>>>

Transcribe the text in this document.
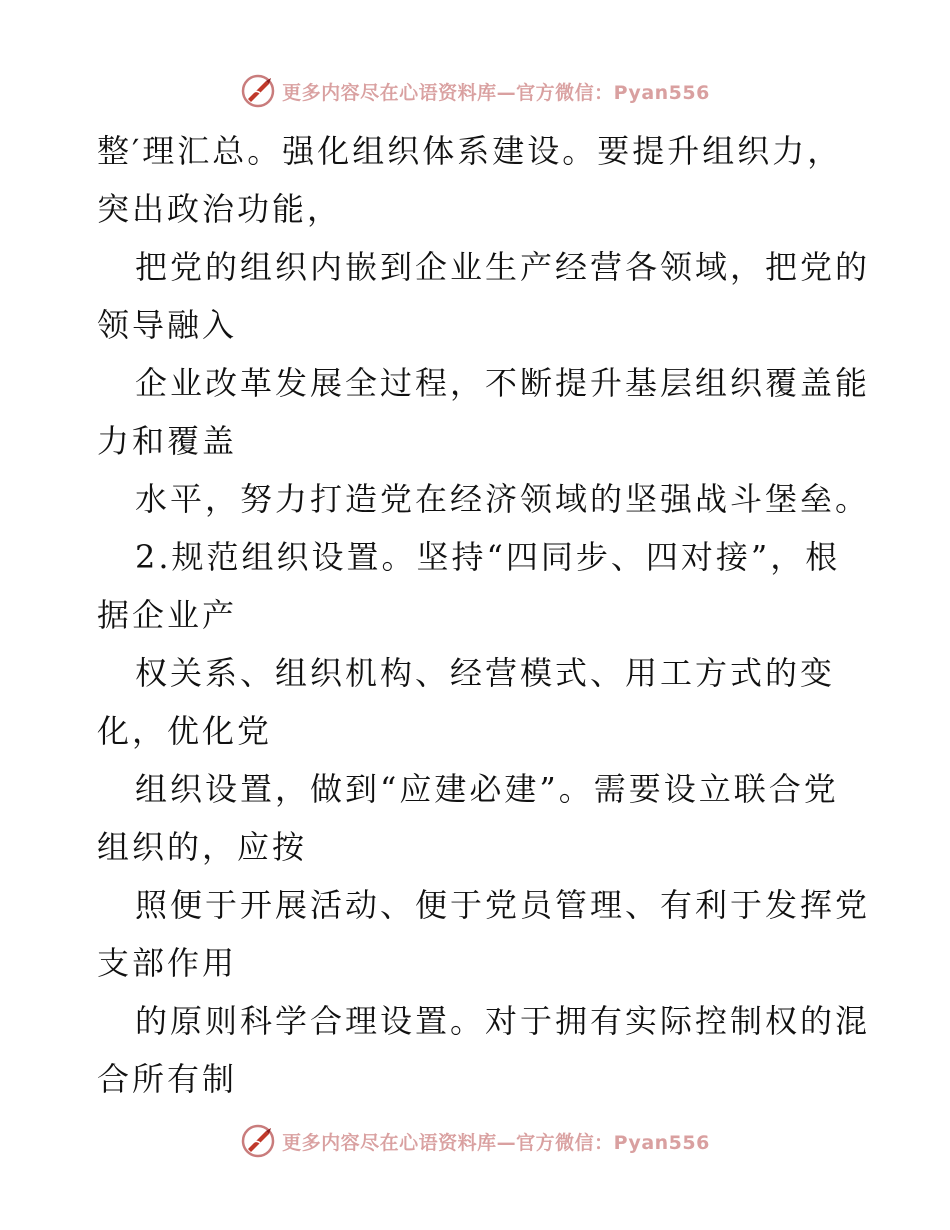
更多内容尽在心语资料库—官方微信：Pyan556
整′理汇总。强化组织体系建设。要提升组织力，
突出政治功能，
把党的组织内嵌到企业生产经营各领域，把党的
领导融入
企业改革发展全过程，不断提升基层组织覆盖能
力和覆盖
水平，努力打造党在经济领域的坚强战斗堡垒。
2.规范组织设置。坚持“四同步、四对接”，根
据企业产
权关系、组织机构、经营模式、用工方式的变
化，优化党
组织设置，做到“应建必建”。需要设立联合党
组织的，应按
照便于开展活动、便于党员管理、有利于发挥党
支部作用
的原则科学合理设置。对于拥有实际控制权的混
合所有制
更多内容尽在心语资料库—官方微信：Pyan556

<<<

Problem to work on:
Without the pictures, transcribe the listing above exactly.

Correct result:
Transcribe the text in this document.
更多内容尽在心语资料库—官方微信：Pyan556
整′理汇总。强化组织体系建设。要提升组织力，
突出政治功能，
把党的组织内嵌到企业生产经营各领域，把党的
领导融入
企业改革发展全过程，不断提升基层组织覆盖能
力和覆盖
水平，努力打造党在经济领域的坚强战斗堡垒。
2.规范组织设置。坚持“四同步、四对接”，根
据企业产
权关系、组织机构、经营模式、用工方式的变
化，优化党
组织设置，做到“应建必建”。需要设立联合党
组织的，应按
照便于开展活动、便于党员管理、有利于发挥党
支部作用
的原则科学合理设置。对于拥有实际控制权的混
合所有制
更多内容尽在心语资料库—官方微信：Pyan556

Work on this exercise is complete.